**What to work on:**
Omit all pictures, then retype the data exactly as given.

* Begin Task input *

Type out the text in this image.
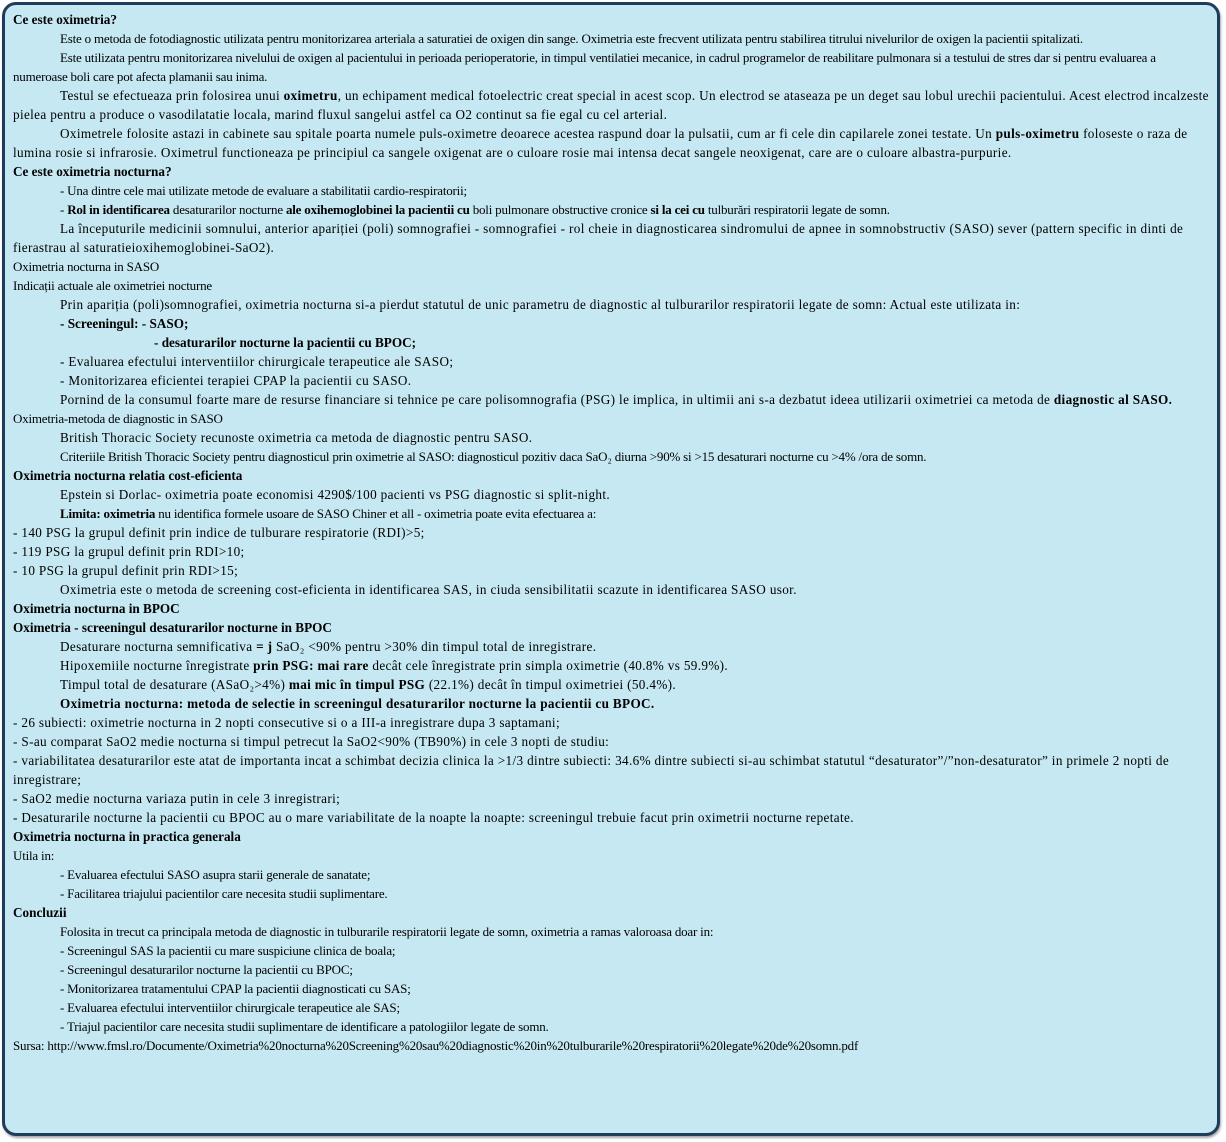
Ce este oximetria?
Este o metoda de fotodiagnostic utilizata pentru monitorizarea arteriala a saturatiei de oxigen din sange. Oximetria este frecvent utilizata pentru stabilirea titrului nivelurilor de oxigen la pacientii spitalizati.
Este utilizata pentru monitorizarea nivelului de oxigen al pacientului in perioada perioperatorie, in timpul ventilatiei mecanice, in cadrul programelor de reabilitare pulmonara si a testului de stres dar si pentru evaluarea a numeroase boli care pot afecta plamanii sau inima.
Testul se efectueaza prin folosirea unui oximetru, un echipament medical fotoelectric creat special in acest scop. Un electrod se ataseaza pe un deget sau lobul urechii pacientului. Acest electrod incalzeste pielea pentru a produce o vasodilatatie locala, marind fluxul sangelui astfel ca O2 continut sa fie egal cu cel arterial.
Oximetrele folosite astazi in cabinete sau spitale poarta numele puls-oximetre deoarece acestea raspund doar la pulsatii, cum ar fi cele din capilarele zonei testate. Un puls-oximetru foloseste o raza de lumina rosie si infrarosie. Oximetrul functioneaza pe principiul ca sangele oxigenat are o culoare rosie mai intensa decat sangele neoxigenat, care are o culoare albastra-purpurie.
Ce este oximetria nocturna?
- Una dintre cele mai utilizate metode de evaluare a stabilitatii cardio-respiratorii;
- Rol in identificarea desaturarilor nocturne ale oxihemoglobinei la pacientii cu boli pulmonare obstructive cronice si la cei cu tulburări respiratorii legate de somn.
La începuturile medicinii somnului, anterior apariției (poli) somnografiei - somnografiei - rol cheie in diagnosticarea sindromului de apnee in somnobstructiv (SASO) sever (pattern specific in dinti de fierastrau al saturatieioxihemoglobinei-SaO2).
Oximetria nocturna in SASO
Indicații actuale ale oximetriei nocturne
Prin apariția (poli)somnografiei, oximetria nocturna si-a pierdut statutul de unic parametru de diagnostic al tulburarilor respiratorii legate de somn: Actual este utilizata in:
- Screeningul: - SASO;
- desaturarilor nocturne la pacientii cu BPOC;
- Evaluarea efectului interventiilor chirurgicale terapeutice ale SASO;
- Monitorizarea eficientei terapiei CPAP la pacientii cu SASO.
Pornind de la consumul foarte mare de resurse financiare si tehnice pe care polisomnografia (PSG) le implica, in ultimii ani s-a dezbatut ideea utilizarii oximetriei ca metoda de diagnostic al SASO.
Oximetria-metoda de diagnostic in SASO
British Thoracic Society recunoste oximetria ca metoda de diagnostic pentru SASO.
Criteriile British Thoracic Society pentru diagnosticul prin oximetrie al SASO: diagnosticul pozitiv daca SaO₂ diurna >90% si >15 desaturari nocturne cu >4% /ora de somn.
Oximetria nocturna relatia cost-eficienta
Epstein si Dorlac- oximetria poate economisi 4290$/100 pacienti vs PSG diagnostic si split-night.
Limita: oximetria nu identifica formele usoare de SASO Chiner et all - oximetria poate evita efectuarea a:
- 140 PSG la grupul definit prin indice de tulburare respiratorie (RDI)>5;
- 119 PSG la grupul definit prin RDI>10;
- 10 PSG la grupul definit prin RDI>15;
Oximetria este o metoda de screening cost-eficienta in identificarea SAS, in ciuda sensibilitatii scazute in identificarea SASO usor.
Oximetria nocturna in BPOC
Oximetria - screeningul desaturarilor nocturne in BPOC
Desaturare nocturna semnificativa = j SaO₂ <90% pentru >30% din timpul total de inregistrare.
Hipoxemiile nocturne înregistrate prin PSG: mai rare decât cele înregistrate prin simpla oximetrie (40.8% vs 59.9%).
Timpul total de desaturare (ASaO₂>4%) mai mic în timpul PSG (22.1%) decât în timpul oximetriei (50.4%).
Oximetria nocturna: metoda de selectie in screeningul desaturarilor nocturne la pacientii cu BPOC.
- 26 subiecti: oximetrie nocturna in 2 nopti consecutive si o a III-a inregistrare dupa 3 saptamani;
- S-au comparat SaO2 medie nocturna si timpul petrecut la SaO2<90% (TB90%) in cele 3 nopti de studiu:
- variabilitatea desaturarilor este atat de importanta incat a schimbat decizia clinica la >1/3 dintre subiecti: 34.6% dintre subiecti si-au schimbat statutul “desaturator”/”non-desaturator” in primele 2 nopti de inregistrare;
- SaO2 medie nocturna variaza putin in cele 3 inregistrari;
- Desaturarile nocturne la pacientii cu BPOC au o mare variabilitate de la noapte la noapte: screeningul trebuie facut prin oximetrii nocturne repetate.
Oximetria nocturna in practica generala
Utila in:
- Evaluarea efectului SASO asupra starii generale de sanatate;
- Facilitarea triajului pacientilor care necesita studii suplimentare.
Concluzii
Folosita in trecut ca principala metoda de diagnostic in tulburarile respiratorii legate de somn, oximetria a ramas valoroasa doar in:
- Screeningul SAS la pacientii cu mare suspiciune clinica de boala;
- Screeningul desaturarilor nocturne la pacientii cu BPOC;
- Monitorizarea tratamentului CPAP la pacientii diagnosticati cu SAS;
- Evaluarea efectului interventiilor chirurgicale terapeutice ale SAS;
- Triajul pacientilor care necesita studii suplimentare de identificare a patologiilor legate de somn.
Sursa: http://www.fmsl.ro/Documente/Oximetria%20nocturna%20Screening%20sau%20diagnostic%20in%20tulburarile%20respiratorii%20legate%20de%20somn.pdf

* End Task input *

**Solution to this task:**
Type out the text in this image.
Ce este oximetria?
Este o metoda de fotodiagnostic utilizata pentru monitorizarea arteriala a saturatiei de oxigen din sange. Oximetria este frecvent utilizata pentru stabilirea titrului nivelurilor de oxigen la pacientii spitalizati.
Este utilizata pentru monitorizarea nivelului de oxigen al pacientului in perioada perioperatorie, in timpul ventilatiei mecanice, in cadrul programelor de reabilitare pulmonara si a testului de stres dar si pentru evaluarea a numeroase boli care pot afecta plamanii sau inima.
Testul se efectueaza prin folosirea unui oximetru, un echipament medical fotoelectric creat special in acest scop. Un electrod se ataseaza pe un deget sau lobul urechii pacientului. Acest electrod incalzeste pielea pentru a produce o vasodilatatie locala, marind fluxul sangelui astfel ca O2 continut sa fie egal cu cel arterial.
Oximetrele folosite astazi in cabinete sau spitale poarta numele puls-oximetre deoarece acestea raspund doar la pulsatii, cum ar fi cele din capilarele zonei testate. Un puls-oximetru foloseste o raza de lumina rosie si infrarosie. Oximetrul functioneaza pe principiul ca sangele oxigenat are o culoare rosie mai intensa decat sangele neoxigenat, care are o culoare albastra-purpurie.
Ce este oximetria nocturna?
- Una dintre cele mai utilizate metode de evaluare a stabilitatii cardio-respiratorii;
- Rol in identificarea desaturarilor nocturne ale oxihemoglobinei la pacientii cu boli pulmonare obstructive cronice si la cei cu tulburări respiratorii legate de somn.
La începuturile medicinii somnului, anterior apariției (poli) somnografiei - somnografiei - rol cheie in diagnosticarea sindromului de apnee in somnobstructiv (SASO) sever (pattern specific in dinti de fierastrau al saturatieioxihemoglobinei-SaO2).
Oximetria nocturna in SASO
Indicații actuale ale oximetriei nocturne
Prin apariția (poli)somnografiei, oximetria nocturna si-a pierdut statutul de unic parametru de diagnostic al tulburarilor respiratorii legate de somn: Actual este utilizata in:
- Screeningul: - SASO;
- desaturarilor nocturne la pacientii cu BPOC;
- Evaluarea efectului interventiilor chirurgicale terapeutice ale SASO;
- Monitorizarea eficientei terapiei CPAP la pacientii cu SASO.
Pornind de la consumul foarte mare de resurse financiare si tehnice pe care polisomnografia (PSG) le implica, in ultimii ani s-a dezbatut ideea utilizarii oximetriei ca metoda de diagnostic al SASO.
Oximetria-metoda de diagnostic in SASO
British Thoracic Society recunoste oximetria ca metoda de diagnostic pentru SASO.
Criteriile British Thoracic Society pentru diagnosticul prin oximetrie al SASO: diagnosticul pozitiv daca SaO₂ diurna >90% si >15 desaturari nocturne cu >4% /ora de somn.
Oximetria nocturna relatia cost-eficienta
Epstein si Dorlac- oximetria poate economisi 4290$/100 pacienti vs PSG diagnostic si split-night.
Limita: oximetria nu identifica formele usoare de SASO Chiner et all - oximetria poate evita efectuarea a:
- 140 PSG la grupul definit prin indice de tulburare respiratorie (RDI)>5;
- 119 PSG la grupul definit prin RDI>10;
- 10 PSG la grupul definit prin RDI>15;
Oximetria este o metoda de screening cost-eficienta in identificarea SAS, in ciuda sensibilitatii scazute in identificarea SASO usor.
Oximetria nocturna in BPOC
Oximetria - screeningul desaturarilor nocturne in BPOC
Desaturare nocturna semnificativa = j SaO₂ <90% pentru >30% din timpul total de inregistrare.
Hipoxemiile nocturne înregistrate prin PSG: mai rare decât cele înregistrate prin simpla oximetrie (40.8% vs 59.9%).
Timpul total de desaturare (ASaO₂>4%) mai mic în timpul PSG (22.1%) decât în timpul oximetriei (50.4%).
Oximetria nocturna: metoda de selectie in screeningul desaturarilor nocturne la pacientii cu BPOC.
- 26 subiecti: oximetrie nocturna in 2 nopti consecutive si o a III-a inregistrare dupa 3 saptamani;
- S-au comparat SaO2 medie nocturna si timpul petrecut la SaO2<90% (TB90%) in cele 3 nopti de studiu:
- variabilitatea desaturarilor este atat de importanta incat a schimbat decizia clinica la >1/3 dintre subiecti: 34.6% dintre subiecti si-au schimbat statutul “desaturator”/”non-desaturator” in primele 2 nopti de inregistrare;
- SaO2 medie nocturna variaza putin in cele 3 inregistrari;
- Desaturarile nocturne la pacientii cu BPOC au o mare variabilitate de la noapte la noapte: screeningul trebuie facut prin oximetrii nocturne repetate.
Oximetria nocturna in practica generala
Utila in:
- Evaluarea efectului SASO asupra starii generale de sanatate;
- Facilitarea triajului pacientilor care necesita studii suplimentare.
Concluzii
Folosita in trecut ca principala metoda de diagnostic in tulburarile respiratorii legate de somn, oximetria a ramas valoroasa doar in:
- Screeningul SAS la pacientii cu mare suspiciune clinica de boala;
- Screeningul desaturarilor nocturne la pacientii cu BPOC;
- Monitorizarea tratamentului CPAP la pacientii diagnosticati cu SAS;
- Evaluarea efectului interventiilor chirurgicale terapeutice ale SAS;
- Triajul pacientilor care necesita studii suplimentare de identificare a patologiilor legate de somn.
Sursa: http://www.fmsl.ro/Documente/Oximetria%20nocturna%20Screening%20sau%20diagnostic%20in%20tulburarile%20respiratorii%20legate%20de%20somn.pdf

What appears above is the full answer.